**WHAT IS BEING ASKED:** Transcribe all the entries word for word, but omit the images.

**EXTRACTED ENTRIES:**
+++

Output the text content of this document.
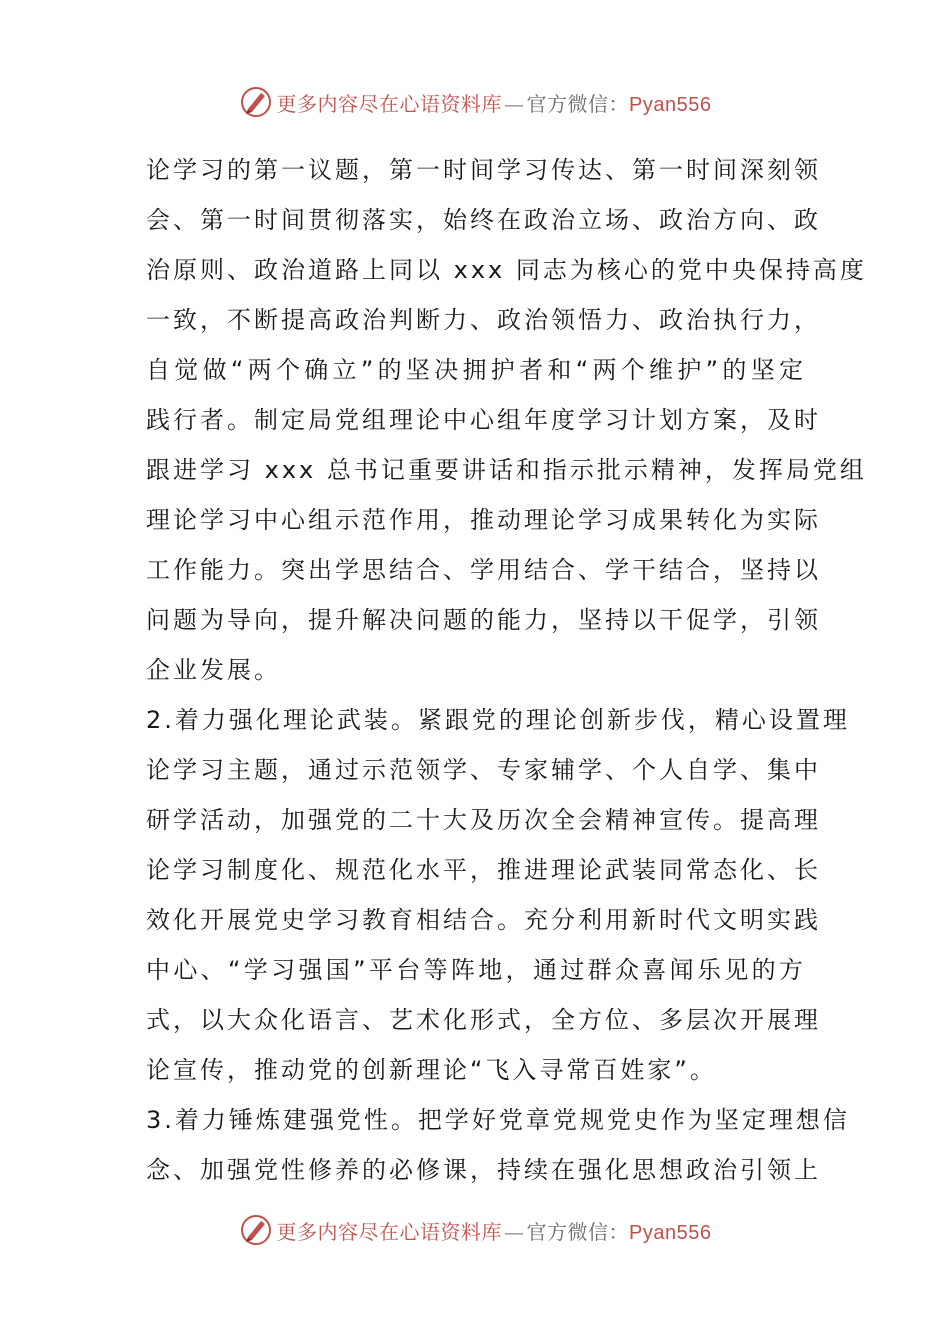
更多内容尽在心语资料库 — 官方微信：Pyan556
论学习的第一议题，第一时间学习传达、第一时间深刻领
会、第一时间贯彻落实，始终在政治立场、政治方向、政
治原则、政治道路上同以 xxx 同志为核心的党中央保持高度
一致，不断提高政治判断力、政治领悟力、政治执行力，
自觉做“两个确立”的坚决拥护者和“两个维护”的坚定
践行者。制定局党组理论中心组年度学习计划方案，及时
跟进学习 xxx 总书记重要讲话和指示批示精神，发挥局党组
理论学习中心组示范作用，推动理论学习成果转化为实际
工作能力。突出学思结合、学用结合、学干结合，坚持以
问题为导向，提升解决问题的能力，坚持以干促学，引领
企业发展。
2.着力强化理论武装。紧跟党的理论创新步伐，精心设置理
论学习主题，通过示范领学、专家辅学、个人自学、集中
研学活动，加强党的二十大及历次全会精神宣传。提高理
论学习制度化、规范化水平，推进理论武装同常态化、长
效化开展党史学习教育相结合。充分利用新时代文明实践
中心、“学习强国”平台等阵地，通过群众喜闻乐见的方
式，以大众化语言、艺术化形式，全方位、多层次开展理
论宣传，推动党的创新理论“飞入寻常百姓家”。
3.着力锤炼建强党性。把学好党章党规党史作为坚定理想信
念、加强党性修养的必修课，持续在强化思想政治引领上
更多内容尽在心语资料库 — 官方微信：Pyan556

+++

**FULL SOLUTION:**
Output the text content of this document.
更多内容尽在心语资料库 — 官方微信：Pyan556
论学习的第一议题，第一时间学习传达、第一时间深刻领
会、第一时间贯彻落实，始终在政治立场、政治方向、政
治原则、政治道路上同以 xxx 同志为核心的党中央保持高度
一致，不断提高政治判断力、政治领悟力、政治执行力，
自觉做“两个确立”的坚决拥护者和“两个维护”的坚定
践行者。制定局党组理论中心组年度学习计划方案，及时
跟进学习 xxx 总书记重要讲话和指示批示精神，发挥局党组
理论学习中心组示范作用，推动理论学习成果转化为实际
工作能力。突出学思结合、学用结合、学干结合，坚持以
问题为导向，提升解决问题的能力，坚持以干促学，引领
企业发展。
2.着力强化理论武装。紧跟党的理论创新步伐，精心设置理
论学习主题，通过示范领学、专家辅学、个人自学、集中
研学活动，加强党的二十大及历次全会精神宣传。提高理
论学习制度化、规范化水平，推进理论武装同常态化、长
效化开展党史学习教育相结合。充分利用新时代文明实践
中心、“学习强国”平台等阵地，通过群众喜闻乐见的方
式，以大众化语言、艺术化形式，全方位、多层次开展理
论宣传，推动党的创新理论“飞入寻常百姓家”。
3.着力锤炼建强党性。把学好党章党规党史作为坚定理想信
念、加强党性修养的必修课，持续在强化思想政治引领上
更多内容尽在心语资料库 — 官方微信：Pyan556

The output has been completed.